→ **What needs to be done**: What follows is a block of records; restate each one word for word.

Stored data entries

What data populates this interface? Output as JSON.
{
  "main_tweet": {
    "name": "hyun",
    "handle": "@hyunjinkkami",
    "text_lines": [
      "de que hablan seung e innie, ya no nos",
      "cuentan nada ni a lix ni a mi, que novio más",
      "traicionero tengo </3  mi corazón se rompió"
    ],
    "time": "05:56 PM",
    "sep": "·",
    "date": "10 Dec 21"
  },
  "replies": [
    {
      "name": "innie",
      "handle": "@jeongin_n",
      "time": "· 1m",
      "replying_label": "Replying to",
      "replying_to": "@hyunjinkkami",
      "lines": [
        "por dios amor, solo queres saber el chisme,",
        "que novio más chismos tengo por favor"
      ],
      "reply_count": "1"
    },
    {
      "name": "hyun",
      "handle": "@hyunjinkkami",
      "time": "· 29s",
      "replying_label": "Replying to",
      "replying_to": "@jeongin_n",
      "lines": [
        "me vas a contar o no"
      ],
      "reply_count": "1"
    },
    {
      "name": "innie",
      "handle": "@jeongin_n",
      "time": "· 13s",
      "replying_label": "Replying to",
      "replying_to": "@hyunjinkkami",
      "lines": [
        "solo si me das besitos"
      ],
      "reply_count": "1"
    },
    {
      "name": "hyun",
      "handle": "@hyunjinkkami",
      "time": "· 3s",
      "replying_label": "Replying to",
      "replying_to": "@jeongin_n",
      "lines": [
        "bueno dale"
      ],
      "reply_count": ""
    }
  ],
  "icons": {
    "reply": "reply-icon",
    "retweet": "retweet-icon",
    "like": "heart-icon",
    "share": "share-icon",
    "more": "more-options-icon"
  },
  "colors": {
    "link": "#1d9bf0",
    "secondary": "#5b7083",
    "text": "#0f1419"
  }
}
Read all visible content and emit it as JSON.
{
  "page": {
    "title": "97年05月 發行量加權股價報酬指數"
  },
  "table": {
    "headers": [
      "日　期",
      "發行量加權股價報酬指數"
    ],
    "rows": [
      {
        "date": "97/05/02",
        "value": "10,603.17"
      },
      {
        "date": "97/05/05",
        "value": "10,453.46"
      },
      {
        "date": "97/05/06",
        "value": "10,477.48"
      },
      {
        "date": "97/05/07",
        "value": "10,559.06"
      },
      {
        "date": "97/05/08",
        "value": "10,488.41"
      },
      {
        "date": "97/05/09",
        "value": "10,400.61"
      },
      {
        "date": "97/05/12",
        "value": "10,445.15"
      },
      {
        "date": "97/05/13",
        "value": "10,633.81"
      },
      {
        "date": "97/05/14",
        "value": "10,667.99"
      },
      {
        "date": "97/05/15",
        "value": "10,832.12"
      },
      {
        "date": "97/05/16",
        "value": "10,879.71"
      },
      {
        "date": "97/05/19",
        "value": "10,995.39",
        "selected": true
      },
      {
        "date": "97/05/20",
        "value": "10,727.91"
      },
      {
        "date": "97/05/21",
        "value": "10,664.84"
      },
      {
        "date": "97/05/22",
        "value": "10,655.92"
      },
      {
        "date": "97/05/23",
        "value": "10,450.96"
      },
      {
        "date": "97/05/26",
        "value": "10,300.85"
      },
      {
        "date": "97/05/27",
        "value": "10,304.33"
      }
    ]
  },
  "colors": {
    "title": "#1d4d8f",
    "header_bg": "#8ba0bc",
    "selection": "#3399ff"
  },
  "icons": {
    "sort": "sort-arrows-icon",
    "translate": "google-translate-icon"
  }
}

→ **Result below**:
What data populates this interface? Output as JSON.
{
  "main_tweet": {
    "name": "hyun",
    "handle": "@hyunjinkkami",
    "text_lines": [
      "de que hablan seung e innie, ya no nos",
      "cuentan nada ni a lix ni a mi, que novio más",
      "traicionero tengo </3  mi corazón se rompió"
    ],
    "time": "05:56 PM",
    "sep": "·",
    "date": "10 Dec 21"
  },
  "replies": [
    {
      "name": "innie",
      "handle": "@jeongin_n",
      "time": "· 1m",
      "replying_label": "Replying to",
      "replying_to": "@hyunjinkkami",
      "lines": [
        "por dios amor, solo queres saber el chisme,",
        "que novio más chismos tengo por favor"
      ],
      "reply_count": "1"
    },
    {
      "name": "hyun",
      "handle": "@hyunjinkkami",
      "time": "· 29s",
      "replying_label": "Replying to",
      "replying_to": "@jeongin_n",
      "lines": [
        "me vas a contar o no"
      ],
      "reply_count": "1"
    },
    {
      "name": "innie",
      "handle": "@jeongin_n",
      "time": "· 13s",
      "replying_label": "Replying to",
      "replying_to": "@hyunjinkkami",
      "lines": [
        "solo si me das besitos"
      ],
      "reply_count": "1"
    },
    {
      "name": "hyun",
      "handle": "@hyunjinkkami",
      "time": "· 3s",
      "replying_label": "Replying to",
      "replying_to": "@jeongin_n",
      "lines": [
        "bueno dale"
      ],
      "reply_count": ""
    }
  ],
  "icons": {
    "reply": "reply-icon",
    "retweet": "retweet-icon",
    "like": "heart-icon",
    "share": "share-icon",
    "more": "more-options-icon"
  },
  "colors": {
    "link": "#1d9bf0",
    "secondary": "#5b7083",
    "text": "#0f1419"
  }
}
Read all visible content and emit it as JSON.
{
  "page": {
    "title": "97年05月 發行量加權股價報酬指數"
  },
  "table": {
    "headers": [
      "日　期",
      "發行量加權股價報酬指數"
    ],
    "rows": [
      {
        "date": "97/05/02",
        "value": "10,603.17"
      },
      {
        "date": "97/05/05",
        "value": "10,453.46"
      },
      {
        "date": "97/05/06",
        "value": "10,477.48"
      },
      {
        "date": "97/05/07",
        "value": "10,559.06"
      },
      {
        "date": "97/05/08",
        "value": "10,488.41"
      },
      {
        "date": "97/05/09",
        "value": "10,400.61"
      },
      {
        "date": "97/05/12",
        "value": "10,445.15"
      },
      {
        "date": "97/05/13",
        "value": "10,633.81"
      },
      {
        "date": "97/05/14",
        "value": "10,667.99"
      },
      {
        "date": "97/05/15",
        "value": "10,832.12"
      },
      {
        "date": "97/05/16",
        "value": "10,879.71"
      },
      {
        "date": "97/05/19",
        "value": "10,995.39",
        "selected": true
      },
      {
        "date": "97/05/20",
        "value": "10,727.91"
      },
      {
        "date": "97/05/21",
        "value": "10,664.84"
      },
      {
        "date": "97/05/22",
        "value": "10,655.92"
      },
      {
        "date": "97/05/23",
        "value": "10,450.96"
      },
      {
        "date": "97/05/26",
        "value": "10,300.85"
      },
      {
        "date": "97/05/27",
        "value": "10,304.33"
      }
    ]
  },
  "colors": {
    "title": "#1d4d8f",
    "header_bg": "#8ba0bc",
    "selection": "#3399ff"
  },
  "icons": {
    "sort": "sort-arrows-icon",
    "translate": "google-translate-icon"
  }
}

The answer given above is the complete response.